Data shown:
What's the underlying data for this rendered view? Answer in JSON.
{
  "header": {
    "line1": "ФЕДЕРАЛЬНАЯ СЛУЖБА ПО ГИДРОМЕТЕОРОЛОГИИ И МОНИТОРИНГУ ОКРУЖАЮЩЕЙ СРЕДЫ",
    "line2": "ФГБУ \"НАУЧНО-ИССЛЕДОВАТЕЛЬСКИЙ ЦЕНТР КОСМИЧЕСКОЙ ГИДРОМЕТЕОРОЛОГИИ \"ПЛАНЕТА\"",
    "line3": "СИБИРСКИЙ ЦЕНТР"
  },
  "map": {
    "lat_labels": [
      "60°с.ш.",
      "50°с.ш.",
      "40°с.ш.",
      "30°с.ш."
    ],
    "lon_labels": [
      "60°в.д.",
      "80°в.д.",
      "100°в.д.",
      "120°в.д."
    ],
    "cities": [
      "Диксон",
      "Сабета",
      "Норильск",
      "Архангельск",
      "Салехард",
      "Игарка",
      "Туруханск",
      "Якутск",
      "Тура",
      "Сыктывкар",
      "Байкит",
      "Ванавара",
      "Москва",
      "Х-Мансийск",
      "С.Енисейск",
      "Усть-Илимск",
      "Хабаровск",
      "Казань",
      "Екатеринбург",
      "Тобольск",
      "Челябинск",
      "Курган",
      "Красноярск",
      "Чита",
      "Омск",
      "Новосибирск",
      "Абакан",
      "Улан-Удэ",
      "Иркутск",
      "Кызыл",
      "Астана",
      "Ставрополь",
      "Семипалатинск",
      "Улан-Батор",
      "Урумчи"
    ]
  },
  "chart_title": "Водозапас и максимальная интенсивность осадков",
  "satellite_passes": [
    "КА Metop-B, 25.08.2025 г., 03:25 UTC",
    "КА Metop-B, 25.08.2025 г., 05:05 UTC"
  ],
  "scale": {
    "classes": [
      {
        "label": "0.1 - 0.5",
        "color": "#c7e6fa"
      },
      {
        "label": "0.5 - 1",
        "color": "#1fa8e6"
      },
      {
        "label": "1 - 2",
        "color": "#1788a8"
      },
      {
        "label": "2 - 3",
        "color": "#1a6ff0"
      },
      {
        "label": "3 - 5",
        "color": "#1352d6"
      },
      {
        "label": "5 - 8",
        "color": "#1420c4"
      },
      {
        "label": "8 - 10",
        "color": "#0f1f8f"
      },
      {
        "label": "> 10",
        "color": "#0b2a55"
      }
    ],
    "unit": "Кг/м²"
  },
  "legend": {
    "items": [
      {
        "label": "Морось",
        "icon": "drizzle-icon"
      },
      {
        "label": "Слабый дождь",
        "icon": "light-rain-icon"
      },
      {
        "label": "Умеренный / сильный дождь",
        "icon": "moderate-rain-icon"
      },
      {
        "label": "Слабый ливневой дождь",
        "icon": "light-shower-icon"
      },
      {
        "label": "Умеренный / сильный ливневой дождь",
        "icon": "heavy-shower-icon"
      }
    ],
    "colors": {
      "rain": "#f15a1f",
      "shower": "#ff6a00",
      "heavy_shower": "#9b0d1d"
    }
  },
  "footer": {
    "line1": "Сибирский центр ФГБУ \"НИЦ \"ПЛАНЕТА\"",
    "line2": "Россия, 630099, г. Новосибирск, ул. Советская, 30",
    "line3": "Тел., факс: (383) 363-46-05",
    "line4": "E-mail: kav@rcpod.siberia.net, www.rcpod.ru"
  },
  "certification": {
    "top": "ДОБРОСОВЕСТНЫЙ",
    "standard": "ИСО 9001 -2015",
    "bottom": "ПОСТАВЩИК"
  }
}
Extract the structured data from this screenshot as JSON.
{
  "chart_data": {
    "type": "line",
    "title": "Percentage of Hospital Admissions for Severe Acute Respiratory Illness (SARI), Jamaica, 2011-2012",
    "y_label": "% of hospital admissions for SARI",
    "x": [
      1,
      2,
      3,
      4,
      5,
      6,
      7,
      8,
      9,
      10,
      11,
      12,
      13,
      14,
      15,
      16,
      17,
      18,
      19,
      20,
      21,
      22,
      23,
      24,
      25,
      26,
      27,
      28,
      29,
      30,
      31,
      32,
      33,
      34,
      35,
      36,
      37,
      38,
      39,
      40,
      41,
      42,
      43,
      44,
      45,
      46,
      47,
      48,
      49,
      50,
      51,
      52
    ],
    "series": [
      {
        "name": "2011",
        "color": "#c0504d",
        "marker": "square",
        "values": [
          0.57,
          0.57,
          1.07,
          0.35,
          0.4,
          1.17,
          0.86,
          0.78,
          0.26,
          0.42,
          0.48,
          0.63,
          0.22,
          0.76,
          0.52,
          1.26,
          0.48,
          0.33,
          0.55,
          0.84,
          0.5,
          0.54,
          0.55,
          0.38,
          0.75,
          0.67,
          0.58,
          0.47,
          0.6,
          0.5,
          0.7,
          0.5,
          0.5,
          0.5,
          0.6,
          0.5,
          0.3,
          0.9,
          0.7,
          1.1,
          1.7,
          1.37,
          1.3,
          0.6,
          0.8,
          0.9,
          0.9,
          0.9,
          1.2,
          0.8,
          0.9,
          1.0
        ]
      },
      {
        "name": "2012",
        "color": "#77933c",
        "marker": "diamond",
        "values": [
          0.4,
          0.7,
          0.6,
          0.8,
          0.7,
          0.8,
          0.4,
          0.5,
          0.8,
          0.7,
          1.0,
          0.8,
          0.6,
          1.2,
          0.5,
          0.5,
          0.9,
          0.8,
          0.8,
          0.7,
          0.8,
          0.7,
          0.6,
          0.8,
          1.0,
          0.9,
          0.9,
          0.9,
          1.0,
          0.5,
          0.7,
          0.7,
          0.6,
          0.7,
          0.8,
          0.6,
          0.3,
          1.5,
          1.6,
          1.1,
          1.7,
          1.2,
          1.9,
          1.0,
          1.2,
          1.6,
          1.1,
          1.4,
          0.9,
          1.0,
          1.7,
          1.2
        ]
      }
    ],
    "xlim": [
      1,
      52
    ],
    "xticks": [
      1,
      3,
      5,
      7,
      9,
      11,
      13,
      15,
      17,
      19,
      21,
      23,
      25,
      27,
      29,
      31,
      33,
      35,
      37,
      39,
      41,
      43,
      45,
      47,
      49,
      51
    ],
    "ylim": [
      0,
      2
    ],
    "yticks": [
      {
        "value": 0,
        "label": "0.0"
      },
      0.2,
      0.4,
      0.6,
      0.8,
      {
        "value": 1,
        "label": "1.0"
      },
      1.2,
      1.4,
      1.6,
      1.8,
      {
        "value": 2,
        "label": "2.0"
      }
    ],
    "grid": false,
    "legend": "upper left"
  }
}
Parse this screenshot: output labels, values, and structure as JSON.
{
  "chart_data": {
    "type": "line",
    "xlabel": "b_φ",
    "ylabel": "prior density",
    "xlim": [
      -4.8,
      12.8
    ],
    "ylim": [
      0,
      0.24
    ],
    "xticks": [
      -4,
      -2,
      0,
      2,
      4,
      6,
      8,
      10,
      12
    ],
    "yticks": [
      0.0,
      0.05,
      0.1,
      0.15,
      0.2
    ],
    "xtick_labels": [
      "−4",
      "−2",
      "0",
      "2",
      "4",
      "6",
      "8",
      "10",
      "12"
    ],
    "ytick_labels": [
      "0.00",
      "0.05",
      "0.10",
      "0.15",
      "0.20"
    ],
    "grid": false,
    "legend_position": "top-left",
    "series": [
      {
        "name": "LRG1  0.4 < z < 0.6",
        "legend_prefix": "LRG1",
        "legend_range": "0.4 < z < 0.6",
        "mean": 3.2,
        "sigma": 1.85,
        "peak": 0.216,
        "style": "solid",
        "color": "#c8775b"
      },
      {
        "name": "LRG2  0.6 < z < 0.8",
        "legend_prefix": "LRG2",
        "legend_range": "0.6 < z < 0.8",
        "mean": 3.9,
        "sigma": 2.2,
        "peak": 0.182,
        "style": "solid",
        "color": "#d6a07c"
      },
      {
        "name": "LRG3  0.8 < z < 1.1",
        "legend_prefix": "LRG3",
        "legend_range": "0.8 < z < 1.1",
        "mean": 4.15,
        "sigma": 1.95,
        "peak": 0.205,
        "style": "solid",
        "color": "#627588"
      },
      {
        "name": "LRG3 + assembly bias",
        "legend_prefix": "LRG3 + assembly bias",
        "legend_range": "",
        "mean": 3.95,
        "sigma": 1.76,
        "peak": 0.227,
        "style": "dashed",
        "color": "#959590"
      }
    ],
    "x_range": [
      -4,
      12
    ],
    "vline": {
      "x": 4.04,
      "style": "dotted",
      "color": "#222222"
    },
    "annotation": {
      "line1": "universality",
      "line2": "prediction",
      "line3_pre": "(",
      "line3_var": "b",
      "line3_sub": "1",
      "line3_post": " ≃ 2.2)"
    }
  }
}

Short problem:
Give the number of lines in the records that contain the string "сильный", with no other output.

Solution to this exercise:
2